## BEGIN
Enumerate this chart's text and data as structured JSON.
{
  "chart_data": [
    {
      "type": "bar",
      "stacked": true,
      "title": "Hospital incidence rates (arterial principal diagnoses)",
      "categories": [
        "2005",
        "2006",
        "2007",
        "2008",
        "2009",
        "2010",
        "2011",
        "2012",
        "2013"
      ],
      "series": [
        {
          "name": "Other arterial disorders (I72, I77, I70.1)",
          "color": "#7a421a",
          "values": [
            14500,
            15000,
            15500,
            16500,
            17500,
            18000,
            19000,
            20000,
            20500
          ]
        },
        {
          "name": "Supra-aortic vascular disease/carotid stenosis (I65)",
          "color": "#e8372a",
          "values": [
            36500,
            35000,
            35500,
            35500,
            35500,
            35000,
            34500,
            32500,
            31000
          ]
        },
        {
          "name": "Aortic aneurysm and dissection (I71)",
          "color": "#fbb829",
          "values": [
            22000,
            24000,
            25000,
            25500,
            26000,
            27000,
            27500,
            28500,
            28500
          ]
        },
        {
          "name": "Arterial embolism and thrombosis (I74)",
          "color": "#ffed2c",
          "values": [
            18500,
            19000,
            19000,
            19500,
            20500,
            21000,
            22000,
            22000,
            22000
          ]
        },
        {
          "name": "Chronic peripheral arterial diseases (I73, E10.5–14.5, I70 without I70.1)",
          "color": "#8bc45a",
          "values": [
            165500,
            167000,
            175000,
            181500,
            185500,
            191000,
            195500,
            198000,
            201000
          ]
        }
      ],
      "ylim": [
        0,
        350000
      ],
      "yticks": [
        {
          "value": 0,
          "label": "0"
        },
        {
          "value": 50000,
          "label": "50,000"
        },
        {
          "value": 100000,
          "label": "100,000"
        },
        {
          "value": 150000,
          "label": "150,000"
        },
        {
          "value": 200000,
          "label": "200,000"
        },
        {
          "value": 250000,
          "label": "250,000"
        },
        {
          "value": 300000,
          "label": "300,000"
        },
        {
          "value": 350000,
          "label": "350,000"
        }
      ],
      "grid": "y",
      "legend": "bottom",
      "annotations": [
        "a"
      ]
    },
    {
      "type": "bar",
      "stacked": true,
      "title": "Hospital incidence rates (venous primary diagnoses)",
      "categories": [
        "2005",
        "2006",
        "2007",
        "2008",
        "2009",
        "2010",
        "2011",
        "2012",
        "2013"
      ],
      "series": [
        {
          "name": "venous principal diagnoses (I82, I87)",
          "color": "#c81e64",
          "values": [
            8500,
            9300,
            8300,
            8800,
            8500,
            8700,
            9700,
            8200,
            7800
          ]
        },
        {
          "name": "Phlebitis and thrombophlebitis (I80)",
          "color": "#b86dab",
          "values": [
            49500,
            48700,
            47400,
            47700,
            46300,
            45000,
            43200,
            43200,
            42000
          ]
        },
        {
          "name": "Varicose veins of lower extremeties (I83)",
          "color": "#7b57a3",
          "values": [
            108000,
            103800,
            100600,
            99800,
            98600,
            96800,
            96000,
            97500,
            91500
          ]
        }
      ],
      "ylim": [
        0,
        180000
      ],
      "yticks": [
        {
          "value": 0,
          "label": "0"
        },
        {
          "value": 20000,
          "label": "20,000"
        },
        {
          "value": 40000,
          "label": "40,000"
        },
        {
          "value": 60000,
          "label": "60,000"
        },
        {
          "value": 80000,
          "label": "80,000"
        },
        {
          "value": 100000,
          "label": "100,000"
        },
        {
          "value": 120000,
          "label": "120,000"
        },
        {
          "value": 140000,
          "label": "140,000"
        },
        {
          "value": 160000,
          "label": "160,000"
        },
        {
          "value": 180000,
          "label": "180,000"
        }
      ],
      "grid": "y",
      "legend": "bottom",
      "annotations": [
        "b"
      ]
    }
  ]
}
## END
GIVEN REQUEST:
Print every record exactly as it was given.

OUTPUT:
Enumerate this chart's text and data as structured JSON.
{
  "chart_data": [
    {
      "type": "bar",
      "stacked": true,
      "title": "Hospital incidence rates (arterial principal diagnoses)",
      "categories": [
        "2005",
        "2006",
        "2007",
        "2008",
        "2009",
        "2010",
        "2011",
        "2012",
        "2013"
      ],
      "series": [
        {
          "name": "Other arterial disorders (I72, I77, I70.1)",
          "color": "#7a421a",
          "values": [
            14500,
            15000,
            15500,
            16500,
            17500,
            18000,
            19000,
            20000,
            20500
          ]
        },
        {
          "name": "Supra-aortic vascular disease/carotid stenosis (I65)",
          "color": "#e8372a",
          "values": [
            36500,
            35000,
            35500,
            35500,
            35500,
            35000,
            34500,
            32500,
            31000
          ]
        },
        {
          "name": "Aortic aneurysm and dissection (I71)",
          "color": "#fbb829",
          "values": [
            22000,
            24000,
            25000,
            25500,
            26000,
            27000,
            27500,
            28500,
            28500
          ]
        },
        {
          "name": "Arterial embolism and thrombosis (I74)",
          "color": "#ffed2c",
          "values": [
            18500,
            19000,
            19000,
            19500,
            20500,
            21000,
            22000,
            22000,
            22000
          ]
        },
        {
          "name": "Chronic peripheral arterial diseases (I73, E10.5–14.5, I70 without I70.1)",
          "color": "#8bc45a",
          "values": [
            165500,
            167000,
            175000,
            181500,
            185500,
            191000,
            195500,
            198000,
            201000
          ]
        }
      ],
      "ylim": [
        0,
        350000
      ],
      "yticks": [
        {
          "value": 0,
          "label": "0"
        },
        {
          "value": 50000,
          "label": "50,000"
        },
        {
          "value": 100000,
          "label": "100,000"
        },
        {
          "value": 150000,
          "label": "150,000"
        },
        {
          "value": 200000,
          "label": "200,000"
        },
        {
          "value": 250000,
          "label": "250,000"
        },
        {
          "value": 300000,
          "label": "300,000"
        },
        {
          "value": 350000,
          "label": "350,000"
        }
      ],
      "grid": "y",
      "legend": "bottom",
      "annotations": [
        "a"
      ]
    },
    {
      "type": "bar",
      "stacked": true,
      "title": "Hospital incidence rates (venous primary diagnoses)",
      "categories": [
        "2005",
        "2006",
        "2007",
        "2008",
        "2009",
        "2010",
        "2011",
        "2012",
        "2013"
      ],
      "series": [
        {
          "name": "venous principal diagnoses (I82, I87)",
          "color": "#c81e64",
          "values": [
            8500,
            9300,
            8300,
            8800,
            8500,
            8700,
            9700,
            8200,
            7800
          ]
        },
        {
          "name": "Phlebitis and thrombophlebitis (I80)",
          "color": "#b86dab",
          "values": [
            49500,
            48700,
            47400,
            47700,
            46300,
            45000,
            43200,
            43200,
            42000
          ]
        },
        {
          "name": "Varicose veins of lower extremeties (I83)",
          "color": "#7b57a3",
          "values": [
            108000,
            103800,
            100600,
            99800,
            98600,
            96800,
            96000,
            97500,
            91500
          ]
        }
      ],
      "ylim": [
        0,
        180000
      ],
      "yticks": [
        {
          "value": 0,
          "label": "0"
        },
        {
          "value": 20000,
          "label": "20,000"
        },
        {
          "value": 40000,
          "label": "40,000"
        },
        {
          "value": 60000,
          "label": "60,000"
        },
        {
          "value": 80000,
          "label": "80,000"
        },
        {
          "value": 100000,
          "label": "100,000"
        },
        {
          "value": 120000,
          "label": "120,000"
        },
        {
          "value": 140000,
          "label": "140,000"
        },
        {
          "value": 160000,
          "label": "160,000"
        },
        {
          "value": 180000,
          "label": "180,000"
        }
      ],
      "grid": "y",
      "legend": "bottom",
      "annotations": [
        "b"
      ]
    }
  ]
}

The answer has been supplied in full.